> _The data_
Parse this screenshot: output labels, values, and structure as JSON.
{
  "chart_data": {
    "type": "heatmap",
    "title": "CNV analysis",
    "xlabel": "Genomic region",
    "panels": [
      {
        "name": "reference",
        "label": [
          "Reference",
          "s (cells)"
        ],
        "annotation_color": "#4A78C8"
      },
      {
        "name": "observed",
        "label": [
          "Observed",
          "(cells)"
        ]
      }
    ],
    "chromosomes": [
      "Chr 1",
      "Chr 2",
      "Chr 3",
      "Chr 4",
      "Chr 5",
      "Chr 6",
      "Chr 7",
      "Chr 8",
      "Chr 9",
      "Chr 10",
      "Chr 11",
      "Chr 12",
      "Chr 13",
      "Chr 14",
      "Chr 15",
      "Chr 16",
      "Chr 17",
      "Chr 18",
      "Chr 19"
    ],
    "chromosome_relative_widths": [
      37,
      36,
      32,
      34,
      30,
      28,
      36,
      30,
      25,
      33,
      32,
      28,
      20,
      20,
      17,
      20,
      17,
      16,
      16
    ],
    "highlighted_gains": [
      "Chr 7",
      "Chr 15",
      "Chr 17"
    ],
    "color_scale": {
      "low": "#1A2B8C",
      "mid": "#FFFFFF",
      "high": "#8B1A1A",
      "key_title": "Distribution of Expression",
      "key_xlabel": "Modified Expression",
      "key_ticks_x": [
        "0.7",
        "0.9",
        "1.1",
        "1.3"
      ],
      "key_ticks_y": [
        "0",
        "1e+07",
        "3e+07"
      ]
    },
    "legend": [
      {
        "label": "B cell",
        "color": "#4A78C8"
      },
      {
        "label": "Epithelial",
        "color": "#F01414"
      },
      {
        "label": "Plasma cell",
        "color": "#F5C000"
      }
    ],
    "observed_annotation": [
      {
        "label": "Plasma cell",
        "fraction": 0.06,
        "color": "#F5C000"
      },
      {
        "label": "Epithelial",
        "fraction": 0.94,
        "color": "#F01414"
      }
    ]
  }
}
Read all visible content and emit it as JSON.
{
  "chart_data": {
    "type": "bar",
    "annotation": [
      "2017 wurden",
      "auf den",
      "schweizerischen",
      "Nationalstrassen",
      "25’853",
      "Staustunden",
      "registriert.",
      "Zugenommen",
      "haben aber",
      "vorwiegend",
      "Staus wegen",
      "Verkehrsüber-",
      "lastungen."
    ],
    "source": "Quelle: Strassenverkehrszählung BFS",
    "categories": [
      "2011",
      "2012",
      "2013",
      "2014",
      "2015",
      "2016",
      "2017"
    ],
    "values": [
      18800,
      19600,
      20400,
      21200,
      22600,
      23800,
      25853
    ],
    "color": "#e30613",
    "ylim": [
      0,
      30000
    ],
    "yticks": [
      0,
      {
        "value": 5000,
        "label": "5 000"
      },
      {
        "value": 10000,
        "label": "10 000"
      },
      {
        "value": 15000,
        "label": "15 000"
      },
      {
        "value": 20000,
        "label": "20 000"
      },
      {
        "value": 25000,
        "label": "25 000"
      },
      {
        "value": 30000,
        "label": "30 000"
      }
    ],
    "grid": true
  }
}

> _Task statement_
Repeat every record exactly, so that nothing is lost or altered.

> _Solution for this exercise_
Parse this screenshot: output labels, values, and structure as JSON.
{
  "chart_data": {
    "type": "heatmap",
    "title": "CNV analysis",
    "xlabel": "Genomic region",
    "panels": [
      {
        "name": "reference",
        "label": [
          "Reference",
          "s (cells)"
        ],
        "annotation_color": "#4A78C8"
      },
      {
        "name": "observed",
        "label": [
          "Observed",
          "(cells)"
        ]
      }
    ],
    "chromosomes": [
      "Chr 1",
      "Chr 2",
      "Chr 3",
      "Chr 4",
      "Chr 5",
      "Chr 6",
      "Chr 7",
      "Chr 8",
      "Chr 9",
      "Chr 10",
      "Chr 11",
      "Chr 12",
      "Chr 13",
      "Chr 14",
      "Chr 15",
      "Chr 16",
      "Chr 17",
      "Chr 18",
      "Chr 19"
    ],
    "chromosome_relative_widths": [
      37,
      36,
      32,
      34,
      30,
      28,
      36,
      30,
      25,
      33,
      32,
      28,
      20,
      20,
      17,
      20,
      17,
      16,
      16
    ],
    "highlighted_gains": [
      "Chr 7",
      "Chr 15",
      "Chr 17"
    ],
    "color_scale": {
      "low": "#1A2B8C",
      "mid": "#FFFFFF",
      "high": "#8B1A1A",
      "key_title": "Distribution of Expression",
      "key_xlabel": "Modified Expression",
      "key_ticks_x": [
        "0.7",
        "0.9",
        "1.1",
        "1.3"
      ],
      "key_ticks_y": [
        "0",
        "1e+07",
        "3e+07"
      ]
    },
    "legend": [
      {
        "label": "B cell",
        "color": "#4A78C8"
      },
      {
        "label": "Epithelial",
        "color": "#F01414"
      },
      {
        "label": "Plasma cell",
        "color": "#F5C000"
      }
    ],
    "observed_annotation": [
      {
        "label": "Plasma cell",
        "fraction": 0.06,
        "color": "#F5C000"
      },
      {
        "label": "Epithelial",
        "fraction": 0.94,
        "color": "#F01414"
      }
    ]
  }
}
Read all visible content and emit it as JSON.
{
  "chart_data": {
    "type": "bar",
    "annotation": [
      "2017 wurden",
      "auf den",
      "schweizerischen",
      "Nationalstrassen",
      "25’853",
      "Staustunden",
      "registriert.",
      "Zugenommen",
      "haben aber",
      "vorwiegend",
      "Staus wegen",
      "Verkehrsüber-",
      "lastungen."
    ],
    "source": "Quelle: Strassenverkehrszählung BFS",
    "categories": [
      "2011",
      "2012",
      "2013",
      "2014",
      "2015",
      "2016",
      "2017"
    ],
    "values": [
      18800,
      19600,
      20400,
      21200,
      22600,
      23800,
      25853
    ],
    "color": "#e30613",
    "ylim": [
      0,
      30000
    ],
    "yticks": [
      0,
      {
        "value": 5000,
        "label": "5 000"
      },
      {
        "value": 10000,
        "label": "10 000"
      },
      {
        "value": 15000,
        "label": "15 000"
      },
      {
        "value": 20000,
        "label": "20 000"
      },
      {
        "value": 25000,
        "label": "25 000"
      },
      {
        "value": 30000,
        "label": "30 000"
      }
    ],
    "grid": true
  }
}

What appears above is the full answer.